:: Given request ::
Copy out the data verbatim, starting with the line that contains "list every element" and going on through the line that contains "x-axis-label: Índice de", and leave out the pictures.

:: Material supplied ::
+ + + +
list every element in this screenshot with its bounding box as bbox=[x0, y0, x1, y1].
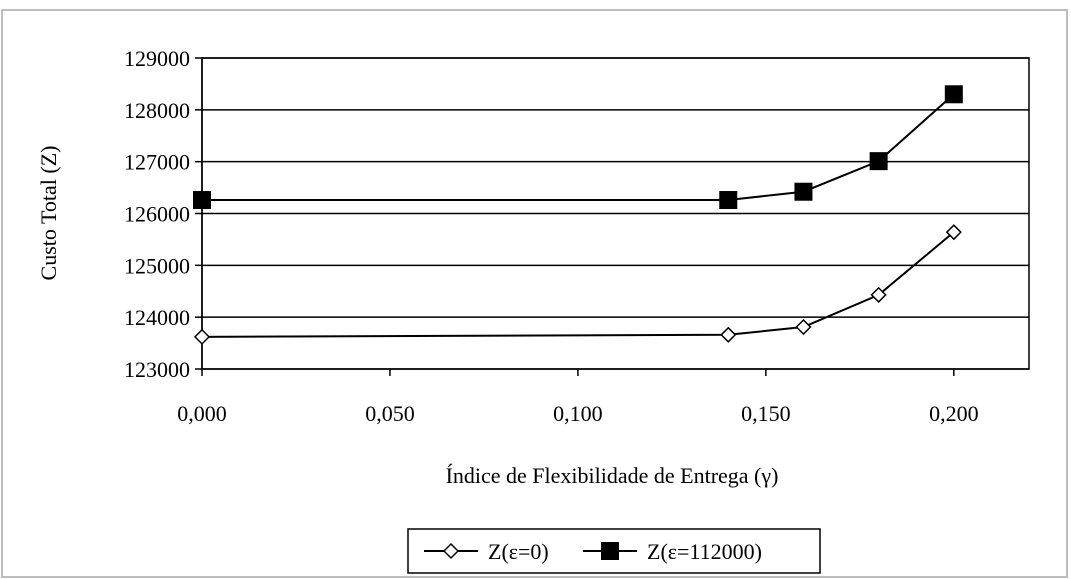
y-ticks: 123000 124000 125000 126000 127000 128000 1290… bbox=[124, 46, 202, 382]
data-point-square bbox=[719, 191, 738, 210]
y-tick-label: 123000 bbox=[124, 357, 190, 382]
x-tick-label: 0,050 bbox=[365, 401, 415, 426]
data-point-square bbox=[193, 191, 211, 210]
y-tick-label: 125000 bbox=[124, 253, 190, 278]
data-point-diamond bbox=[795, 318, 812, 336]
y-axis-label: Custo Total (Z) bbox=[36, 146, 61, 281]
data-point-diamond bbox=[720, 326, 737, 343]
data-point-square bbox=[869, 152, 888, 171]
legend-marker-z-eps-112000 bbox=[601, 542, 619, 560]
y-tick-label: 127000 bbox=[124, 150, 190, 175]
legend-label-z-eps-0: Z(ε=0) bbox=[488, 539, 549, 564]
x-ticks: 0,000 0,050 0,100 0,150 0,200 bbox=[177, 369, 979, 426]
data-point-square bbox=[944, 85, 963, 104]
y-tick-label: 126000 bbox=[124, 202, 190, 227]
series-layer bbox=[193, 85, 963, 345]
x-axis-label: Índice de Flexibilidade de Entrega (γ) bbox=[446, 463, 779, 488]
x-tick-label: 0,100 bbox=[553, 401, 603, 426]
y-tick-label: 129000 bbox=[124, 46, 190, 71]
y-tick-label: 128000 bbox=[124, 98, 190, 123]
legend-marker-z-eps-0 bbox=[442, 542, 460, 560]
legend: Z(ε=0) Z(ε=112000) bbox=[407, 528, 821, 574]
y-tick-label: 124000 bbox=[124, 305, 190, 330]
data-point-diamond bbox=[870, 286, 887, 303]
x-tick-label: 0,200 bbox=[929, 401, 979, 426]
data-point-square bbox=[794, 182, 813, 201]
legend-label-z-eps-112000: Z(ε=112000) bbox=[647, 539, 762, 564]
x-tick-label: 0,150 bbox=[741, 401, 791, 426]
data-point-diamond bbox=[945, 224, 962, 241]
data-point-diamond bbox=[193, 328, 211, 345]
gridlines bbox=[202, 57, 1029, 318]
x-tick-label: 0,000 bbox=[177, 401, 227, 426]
+ + + +
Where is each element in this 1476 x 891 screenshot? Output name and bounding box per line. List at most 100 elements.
+ + + +
:: Final result ::
list every element in this screenshot with its bounding box as bbox=[x0, y0, x1, y1].
y-ticks: 123000 124000 125000 126000 127000 128000 1290… bbox=[124, 46, 202, 382]
data-point-square bbox=[719, 191, 738, 210]
y-tick-label: 123000 bbox=[124, 357, 190, 382]
x-tick-label: 0,050 bbox=[365, 401, 415, 426]
data-point-square bbox=[193, 191, 211, 210]
y-tick-label: 125000 bbox=[124, 253, 190, 278]
data-point-diamond bbox=[795, 318, 812, 336]
y-axis-label: Custo Total (Z) bbox=[36, 146, 61, 281]
data-point-diamond bbox=[720, 326, 737, 343]
data-point-square bbox=[869, 152, 888, 171]
legend-marker-z-eps-112000 bbox=[601, 542, 619, 560]
y-tick-label: 127000 bbox=[124, 150, 190, 175]
legend-label-z-eps-0: Z(ε=0) bbox=[488, 539, 549, 564]
x-ticks: 0,000 0,050 0,100 0,150 0,200 bbox=[177, 369, 979, 426]
data-point-square bbox=[944, 85, 963, 104]
y-tick-label: 126000 bbox=[124, 202, 190, 227]
series-layer bbox=[193, 85, 963, 345]
x-axis-label: Índice de Flexibilidade de Entrega (γ) bbox=[446, 463, 779, 488]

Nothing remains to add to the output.